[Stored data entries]

◇ ◇ ◇ ◇

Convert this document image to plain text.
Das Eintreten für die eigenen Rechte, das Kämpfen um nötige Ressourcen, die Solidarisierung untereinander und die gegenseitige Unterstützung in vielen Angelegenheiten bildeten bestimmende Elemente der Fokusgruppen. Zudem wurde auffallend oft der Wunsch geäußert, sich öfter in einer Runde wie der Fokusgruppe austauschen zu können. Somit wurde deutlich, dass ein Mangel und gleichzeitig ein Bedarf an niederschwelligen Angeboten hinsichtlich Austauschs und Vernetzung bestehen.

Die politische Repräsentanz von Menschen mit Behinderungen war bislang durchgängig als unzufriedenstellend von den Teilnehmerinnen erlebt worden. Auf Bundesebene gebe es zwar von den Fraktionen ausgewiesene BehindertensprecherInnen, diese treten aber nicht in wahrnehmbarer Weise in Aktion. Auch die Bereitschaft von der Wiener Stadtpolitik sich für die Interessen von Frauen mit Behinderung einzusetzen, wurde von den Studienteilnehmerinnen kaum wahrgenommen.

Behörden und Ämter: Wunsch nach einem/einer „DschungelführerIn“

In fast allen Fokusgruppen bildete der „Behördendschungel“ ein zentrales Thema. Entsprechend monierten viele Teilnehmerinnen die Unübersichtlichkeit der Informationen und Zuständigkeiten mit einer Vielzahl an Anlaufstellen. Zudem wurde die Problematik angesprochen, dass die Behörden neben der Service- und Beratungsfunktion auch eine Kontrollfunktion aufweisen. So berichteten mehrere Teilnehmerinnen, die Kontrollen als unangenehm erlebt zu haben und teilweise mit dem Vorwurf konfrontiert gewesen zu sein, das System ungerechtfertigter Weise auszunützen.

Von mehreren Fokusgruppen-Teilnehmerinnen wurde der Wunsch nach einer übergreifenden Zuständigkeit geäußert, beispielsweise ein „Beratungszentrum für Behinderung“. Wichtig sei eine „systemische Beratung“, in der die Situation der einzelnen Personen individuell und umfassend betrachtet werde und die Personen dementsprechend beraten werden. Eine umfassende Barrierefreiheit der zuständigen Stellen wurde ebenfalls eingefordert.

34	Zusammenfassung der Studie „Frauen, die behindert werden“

◇ ◇ ◇ ◇

• Problem to work on: Determine how many of the lines above hold the word "dass", and output that number by itself.

• Reply: 2